**What to work on:**
Copy every line of the data exactly, leaving nothing out.

**Data to use:**

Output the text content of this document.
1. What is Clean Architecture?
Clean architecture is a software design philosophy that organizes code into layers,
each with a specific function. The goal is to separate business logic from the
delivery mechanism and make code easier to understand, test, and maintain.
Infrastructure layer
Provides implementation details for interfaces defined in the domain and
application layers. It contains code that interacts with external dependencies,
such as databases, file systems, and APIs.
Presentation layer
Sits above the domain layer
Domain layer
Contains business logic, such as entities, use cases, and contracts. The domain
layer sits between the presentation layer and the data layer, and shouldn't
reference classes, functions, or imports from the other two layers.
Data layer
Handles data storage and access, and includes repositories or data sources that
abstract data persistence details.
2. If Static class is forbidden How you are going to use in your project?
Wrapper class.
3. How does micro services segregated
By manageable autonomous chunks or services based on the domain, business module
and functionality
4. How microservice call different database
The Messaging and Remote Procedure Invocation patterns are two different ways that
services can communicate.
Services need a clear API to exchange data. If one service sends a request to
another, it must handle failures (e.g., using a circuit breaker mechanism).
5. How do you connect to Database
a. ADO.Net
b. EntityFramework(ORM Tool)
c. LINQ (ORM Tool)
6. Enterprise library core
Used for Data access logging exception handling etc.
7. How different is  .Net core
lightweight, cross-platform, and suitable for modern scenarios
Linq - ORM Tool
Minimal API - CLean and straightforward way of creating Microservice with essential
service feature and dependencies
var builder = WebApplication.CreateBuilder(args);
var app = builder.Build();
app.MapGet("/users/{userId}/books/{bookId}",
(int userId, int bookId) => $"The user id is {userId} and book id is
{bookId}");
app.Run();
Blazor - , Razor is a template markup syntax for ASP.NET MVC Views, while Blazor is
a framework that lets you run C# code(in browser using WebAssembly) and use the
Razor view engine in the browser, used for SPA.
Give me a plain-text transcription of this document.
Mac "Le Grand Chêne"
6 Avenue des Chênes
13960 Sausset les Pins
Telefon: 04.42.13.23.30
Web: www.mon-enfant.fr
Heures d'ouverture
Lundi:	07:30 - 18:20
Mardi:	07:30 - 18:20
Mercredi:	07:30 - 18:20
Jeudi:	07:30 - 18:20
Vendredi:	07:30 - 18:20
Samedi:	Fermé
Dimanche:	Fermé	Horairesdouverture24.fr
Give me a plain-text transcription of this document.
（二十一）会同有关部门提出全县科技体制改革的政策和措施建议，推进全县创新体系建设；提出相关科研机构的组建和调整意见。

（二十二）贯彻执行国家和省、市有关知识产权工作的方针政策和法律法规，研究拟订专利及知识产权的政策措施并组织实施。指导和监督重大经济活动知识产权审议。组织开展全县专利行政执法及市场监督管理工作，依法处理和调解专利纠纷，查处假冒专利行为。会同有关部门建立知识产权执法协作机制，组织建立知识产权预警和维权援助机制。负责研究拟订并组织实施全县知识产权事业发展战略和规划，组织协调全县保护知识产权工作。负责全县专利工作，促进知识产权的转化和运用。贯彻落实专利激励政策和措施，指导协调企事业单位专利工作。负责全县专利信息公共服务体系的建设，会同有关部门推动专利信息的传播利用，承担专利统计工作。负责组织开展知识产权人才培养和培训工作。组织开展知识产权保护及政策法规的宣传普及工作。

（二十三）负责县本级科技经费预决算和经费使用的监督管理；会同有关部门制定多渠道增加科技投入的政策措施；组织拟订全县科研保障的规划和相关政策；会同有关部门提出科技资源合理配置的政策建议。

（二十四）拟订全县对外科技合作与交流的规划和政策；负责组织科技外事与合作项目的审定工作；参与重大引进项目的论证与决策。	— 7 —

**Exercise answer:**
Output the text content of this document.
1. What is Clean Architecture?
Clean architecture is a software design philosophy that organizes code into layers,
each with a specific function. The goal is to separate business logic from the
delivery mechanism and make code easier to understand, test, and maintain.
Infrastructure layer
Provides implementation details for interfaces defined in the domain and
application layers. It contains code that interacts with external dependencies,
such as databases, file systems, and APIs.
Presentation layer
Sits above the domain layer
Domain layer
Contains business logic, such as entities, use cases, and contracts. The domain
layer sits between the presentation layer and the data layer, and shouldn't
reference classes, functions, or imports from the other two layers.
Data layer
Handles data storage and access, and includes repositories or data sources that
abstract data persistence details.
2. If Static class is forbidden How you are going to use in your project?
Wrapper class.
3. How does micro services segregated
By manageable autonomous chunks or services based on the domain, business module
and functionality
4. How microservice call different database
The Messaging and Remote Procedure Invocation patterns are two different ways that
services can communicate.
Services need a clear API to exchange data. If one service sends a request to
another, it must handle failures (e.g., using a circuit breaker mechanism).
5. How do you connect to Database
a. ADO.Net
b. EntityFramework(ORM Tool)
c. LINQ (ORM Tool)
6. Enterprise library core
Used for Data access logging exception handling etc.
7. How different is  .Net core
lightweight, cross-platform, and suitable for modern scenarios
Linq - ORM Tool
Minimal API - CLean and straightforward way of creating Microservice with essential
service feature and dependencies
var builder = WebApplication.CreateBuilder(args);
var app = builder.Build();
app.MapGet("/users/{userId}/books/{bookId}",
(int userId, int bookId) => $"The user id is {userId} and book id is
{bookId}");
app.Run();
Blazor - , Razor is a template markup syntax for ASP.NET MVC Views, while Blazor is
a framework that lets you run C# code(in browser using WebAssembly) and use the
Razor view engine in the browser, used for SPA.
Give me a plain-text transcription of this document.
Mac "Le Grand Chêne"
6 Avenue des Chênes
13960 Sausset les Pins
Telefon: 04.42.13.23.30
Web: www.mon-enfant.fr
Heures d'ouverture
Lundi:	07:30 - 18:20
Mardi:	07:30 - 18:20
Mercredi:	07:30 - 18:20
Jeudi:	07:30 - 18:20
Vendredi:	07:30 - 18:20
Samedi:	Fermé
Dimanche:	Fermé	Horairesdouverture24.fr
Give me a plain-text transcription of this document.
（二十一）会同有关部门提出全县科技体制改革的政策和措施建议，推进全县创新体系建设；提出相关科研机构的组建和调整意见。

（二十二）贯彻执行国家和省、市有关知识产权工作的方针政策和法律法规，研究拟订专利及知识产权的政策措施并组织实施。指导和监督重大经济活动知识产权审议。组织开展全县专利行政执法及市场监督管理工作，依法处理和调解专利纠纷，查处假冒专利行为。会同有关部门建立知识产权执法协作机制，组织建立知识产权预警和维权援助机制。负责研究拟订并组织实施全县知识产权事业发展战略和规划，组织协调全县保护知识产权工作。负责全县专利工作，促进知识产权的转化和运用。贯彻落实专利激励政策和措施，指导协调企事业单位专利工作。负责全县专利信息公共服务体系的建设，会同有关部门推动专利信息的传播利用，承担专利统计工作。负责组织开展知识产权人才培养和培训工作。组织开展知识产权保护及政策法规的宣传普及工作。

（二十三）负责县本级科技经费预决算和经费使用的监督管理；会同有关部门制定多渠道增加科技投入的政策措施；组织拟订全县科研保障的规划和相关政策；会同有关部门提出科技资源合理配置的政策建议。

（二十四）拟订全县对外科技合作与交流的规划和政策；负责组织科技外事与合作项目的审定工作；参与重大引进项目的论证与决策。	— 7 —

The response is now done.